DIRECTION — Identify, in the records below, every line where the string "Output" appears, and copy each such line.

INFORMATION SUPPLIED —
▼
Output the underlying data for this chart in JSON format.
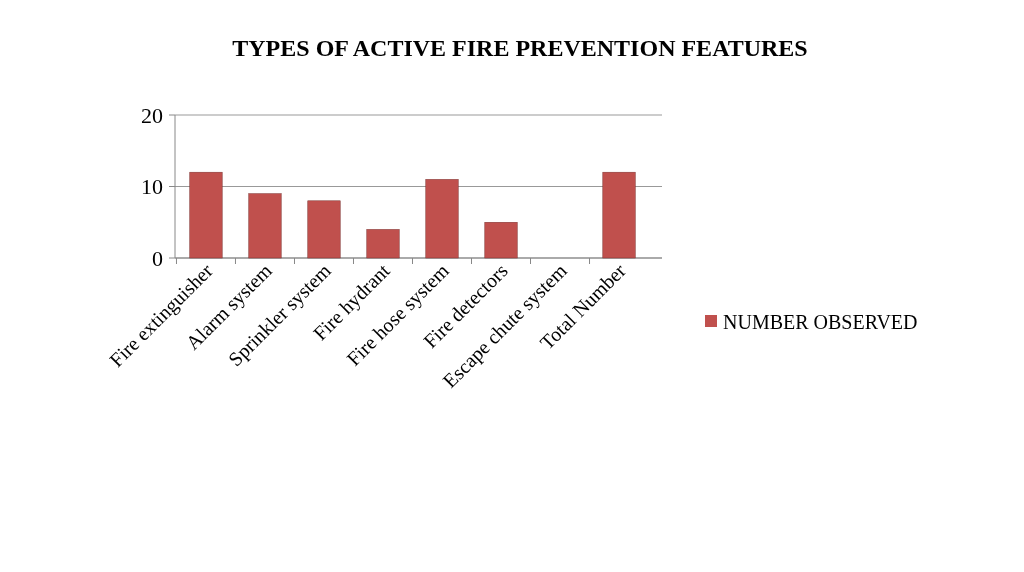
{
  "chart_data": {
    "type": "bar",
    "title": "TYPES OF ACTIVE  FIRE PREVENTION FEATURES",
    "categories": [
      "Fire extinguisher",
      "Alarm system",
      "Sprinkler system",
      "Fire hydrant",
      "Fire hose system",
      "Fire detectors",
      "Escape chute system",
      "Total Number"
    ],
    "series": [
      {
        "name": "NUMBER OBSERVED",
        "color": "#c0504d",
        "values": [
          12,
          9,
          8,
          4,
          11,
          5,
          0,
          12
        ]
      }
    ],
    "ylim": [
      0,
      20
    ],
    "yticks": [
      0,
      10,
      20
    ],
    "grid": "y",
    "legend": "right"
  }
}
▲
▼
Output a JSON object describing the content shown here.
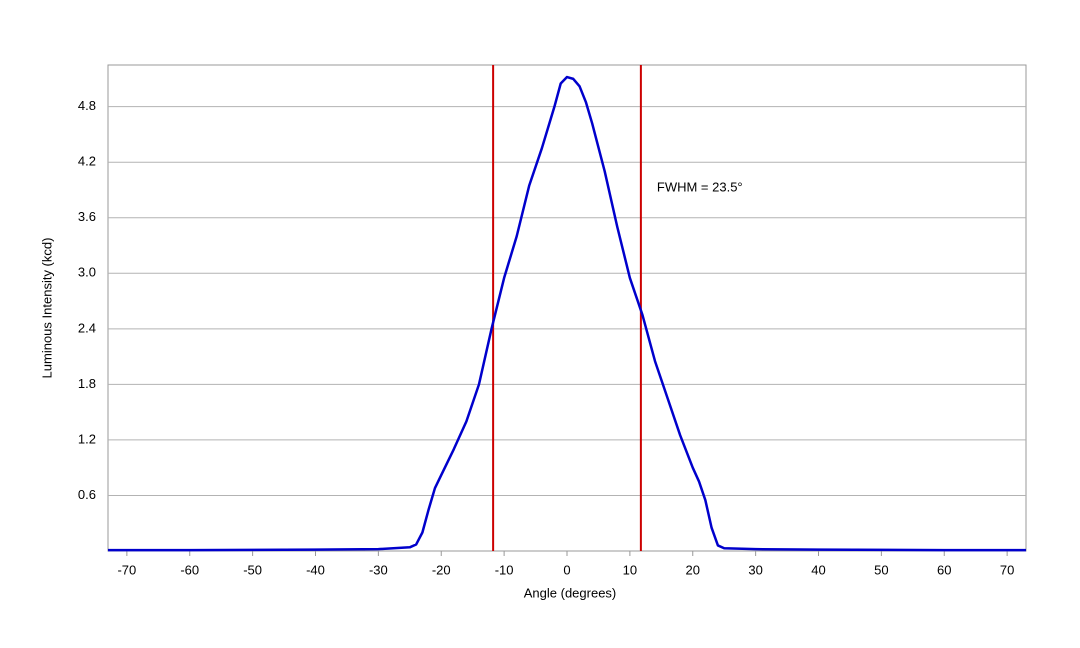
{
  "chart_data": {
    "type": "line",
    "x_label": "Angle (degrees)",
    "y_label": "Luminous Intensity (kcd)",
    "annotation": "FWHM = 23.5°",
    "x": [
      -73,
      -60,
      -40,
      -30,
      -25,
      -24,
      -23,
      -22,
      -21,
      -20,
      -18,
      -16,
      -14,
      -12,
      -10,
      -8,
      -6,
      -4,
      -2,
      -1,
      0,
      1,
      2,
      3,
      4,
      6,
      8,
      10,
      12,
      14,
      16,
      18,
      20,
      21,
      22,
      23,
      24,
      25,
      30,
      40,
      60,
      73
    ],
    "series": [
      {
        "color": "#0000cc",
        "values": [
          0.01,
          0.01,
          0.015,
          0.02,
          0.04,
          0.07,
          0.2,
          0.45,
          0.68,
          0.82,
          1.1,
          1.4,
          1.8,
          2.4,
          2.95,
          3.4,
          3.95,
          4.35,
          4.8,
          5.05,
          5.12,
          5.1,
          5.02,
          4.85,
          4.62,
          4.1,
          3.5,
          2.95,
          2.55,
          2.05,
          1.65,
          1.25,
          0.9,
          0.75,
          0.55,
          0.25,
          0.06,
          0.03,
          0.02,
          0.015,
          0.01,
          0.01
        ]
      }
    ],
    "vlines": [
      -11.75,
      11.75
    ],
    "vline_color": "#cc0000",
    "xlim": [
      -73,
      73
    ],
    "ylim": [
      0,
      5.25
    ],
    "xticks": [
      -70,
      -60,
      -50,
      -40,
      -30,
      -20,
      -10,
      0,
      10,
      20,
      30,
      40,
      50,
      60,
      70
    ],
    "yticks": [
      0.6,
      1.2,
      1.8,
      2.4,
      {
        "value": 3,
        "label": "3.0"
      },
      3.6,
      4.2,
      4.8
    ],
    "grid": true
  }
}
▲
FULL SOLUTION —
Output the underlying data for this chart in JSON format.
Output a JSON object describing the content shown here.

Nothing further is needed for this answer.